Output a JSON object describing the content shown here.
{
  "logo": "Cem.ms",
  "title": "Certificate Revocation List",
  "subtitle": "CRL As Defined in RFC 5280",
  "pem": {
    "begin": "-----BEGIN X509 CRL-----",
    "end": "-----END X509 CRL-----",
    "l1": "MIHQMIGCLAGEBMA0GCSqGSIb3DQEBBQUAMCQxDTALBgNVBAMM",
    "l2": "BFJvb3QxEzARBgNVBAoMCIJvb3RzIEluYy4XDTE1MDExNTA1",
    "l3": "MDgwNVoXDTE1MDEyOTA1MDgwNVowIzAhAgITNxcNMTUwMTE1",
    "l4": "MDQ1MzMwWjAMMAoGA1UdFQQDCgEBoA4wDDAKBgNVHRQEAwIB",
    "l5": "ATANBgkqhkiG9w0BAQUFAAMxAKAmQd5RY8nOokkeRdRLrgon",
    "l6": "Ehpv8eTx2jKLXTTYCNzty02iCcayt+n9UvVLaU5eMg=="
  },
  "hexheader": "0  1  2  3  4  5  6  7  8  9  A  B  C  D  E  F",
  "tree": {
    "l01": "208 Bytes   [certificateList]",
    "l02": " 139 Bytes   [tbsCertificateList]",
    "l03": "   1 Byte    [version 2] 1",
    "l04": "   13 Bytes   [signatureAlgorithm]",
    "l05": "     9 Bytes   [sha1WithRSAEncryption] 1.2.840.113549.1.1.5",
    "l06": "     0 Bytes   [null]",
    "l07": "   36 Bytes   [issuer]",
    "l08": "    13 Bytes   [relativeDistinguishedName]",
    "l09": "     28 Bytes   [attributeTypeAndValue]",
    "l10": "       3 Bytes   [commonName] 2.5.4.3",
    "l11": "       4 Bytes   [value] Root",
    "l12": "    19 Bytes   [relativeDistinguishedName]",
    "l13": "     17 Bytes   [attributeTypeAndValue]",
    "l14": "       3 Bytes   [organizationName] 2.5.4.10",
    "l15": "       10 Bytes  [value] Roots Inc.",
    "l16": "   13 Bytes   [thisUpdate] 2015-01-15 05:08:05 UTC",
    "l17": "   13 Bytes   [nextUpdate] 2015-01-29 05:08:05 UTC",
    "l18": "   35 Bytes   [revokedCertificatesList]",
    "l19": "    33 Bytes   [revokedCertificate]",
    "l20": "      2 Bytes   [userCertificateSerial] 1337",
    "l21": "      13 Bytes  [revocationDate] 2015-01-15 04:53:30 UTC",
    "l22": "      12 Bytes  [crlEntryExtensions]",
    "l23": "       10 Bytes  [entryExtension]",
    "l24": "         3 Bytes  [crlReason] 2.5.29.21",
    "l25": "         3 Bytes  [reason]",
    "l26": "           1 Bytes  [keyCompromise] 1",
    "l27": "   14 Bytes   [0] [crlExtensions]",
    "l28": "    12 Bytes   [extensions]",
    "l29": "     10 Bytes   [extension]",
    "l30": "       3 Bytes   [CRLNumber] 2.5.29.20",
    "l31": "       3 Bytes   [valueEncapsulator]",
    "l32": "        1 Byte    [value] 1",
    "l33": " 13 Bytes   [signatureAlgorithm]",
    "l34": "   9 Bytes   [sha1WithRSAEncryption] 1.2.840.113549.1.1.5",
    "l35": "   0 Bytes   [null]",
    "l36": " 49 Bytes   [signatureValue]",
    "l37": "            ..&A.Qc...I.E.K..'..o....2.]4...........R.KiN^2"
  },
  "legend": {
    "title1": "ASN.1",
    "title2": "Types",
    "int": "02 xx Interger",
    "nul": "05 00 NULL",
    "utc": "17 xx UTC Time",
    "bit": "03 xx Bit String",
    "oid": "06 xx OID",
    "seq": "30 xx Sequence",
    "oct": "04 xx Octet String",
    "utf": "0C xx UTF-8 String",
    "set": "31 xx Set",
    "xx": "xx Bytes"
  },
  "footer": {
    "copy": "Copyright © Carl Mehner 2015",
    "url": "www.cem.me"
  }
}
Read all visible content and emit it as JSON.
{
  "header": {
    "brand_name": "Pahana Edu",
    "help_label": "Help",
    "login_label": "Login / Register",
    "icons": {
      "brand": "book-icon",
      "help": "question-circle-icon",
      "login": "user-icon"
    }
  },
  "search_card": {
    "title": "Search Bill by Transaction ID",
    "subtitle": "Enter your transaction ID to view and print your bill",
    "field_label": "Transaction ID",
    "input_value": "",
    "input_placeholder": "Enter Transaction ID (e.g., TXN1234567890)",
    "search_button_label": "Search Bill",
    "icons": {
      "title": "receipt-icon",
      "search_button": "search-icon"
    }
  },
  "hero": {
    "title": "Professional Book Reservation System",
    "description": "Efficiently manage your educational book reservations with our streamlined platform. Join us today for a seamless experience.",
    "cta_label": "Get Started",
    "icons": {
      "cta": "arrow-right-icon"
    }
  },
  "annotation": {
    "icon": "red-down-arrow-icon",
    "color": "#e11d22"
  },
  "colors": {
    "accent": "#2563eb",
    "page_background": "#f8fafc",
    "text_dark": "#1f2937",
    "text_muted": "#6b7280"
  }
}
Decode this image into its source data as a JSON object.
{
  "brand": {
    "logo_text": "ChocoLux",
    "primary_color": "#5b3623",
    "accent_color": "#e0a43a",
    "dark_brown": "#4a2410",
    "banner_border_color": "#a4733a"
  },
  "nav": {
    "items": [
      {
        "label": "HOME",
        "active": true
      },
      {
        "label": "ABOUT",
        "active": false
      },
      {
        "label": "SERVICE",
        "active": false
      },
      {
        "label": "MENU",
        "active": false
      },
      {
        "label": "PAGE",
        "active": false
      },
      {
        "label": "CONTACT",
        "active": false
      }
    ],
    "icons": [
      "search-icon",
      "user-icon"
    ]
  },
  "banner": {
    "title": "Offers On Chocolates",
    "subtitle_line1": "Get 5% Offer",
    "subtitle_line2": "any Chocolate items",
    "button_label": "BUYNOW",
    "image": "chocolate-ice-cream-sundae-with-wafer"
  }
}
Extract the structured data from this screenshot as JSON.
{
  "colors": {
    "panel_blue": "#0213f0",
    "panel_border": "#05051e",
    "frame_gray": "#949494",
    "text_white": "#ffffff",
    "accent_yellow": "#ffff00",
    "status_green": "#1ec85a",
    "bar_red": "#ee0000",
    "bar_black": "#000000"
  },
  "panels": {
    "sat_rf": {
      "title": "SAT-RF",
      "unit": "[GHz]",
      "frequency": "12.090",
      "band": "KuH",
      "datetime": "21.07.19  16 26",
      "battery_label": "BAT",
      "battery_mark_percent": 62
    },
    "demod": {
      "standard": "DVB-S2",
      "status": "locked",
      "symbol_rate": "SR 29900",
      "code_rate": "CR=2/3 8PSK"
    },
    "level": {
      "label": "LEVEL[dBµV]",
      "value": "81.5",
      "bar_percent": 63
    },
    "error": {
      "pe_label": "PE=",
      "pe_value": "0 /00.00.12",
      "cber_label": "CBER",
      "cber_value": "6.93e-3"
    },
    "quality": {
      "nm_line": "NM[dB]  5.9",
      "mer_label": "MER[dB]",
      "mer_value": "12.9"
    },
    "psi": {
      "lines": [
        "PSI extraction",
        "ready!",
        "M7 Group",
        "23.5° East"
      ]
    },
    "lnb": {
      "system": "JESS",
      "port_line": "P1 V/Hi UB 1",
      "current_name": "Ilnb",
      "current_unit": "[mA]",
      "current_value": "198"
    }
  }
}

REQUIRED WORK: Going through the entries above, tally each line that has the word "JSON". Answer with the number only.

REPLY TO THE EXERCISE: 4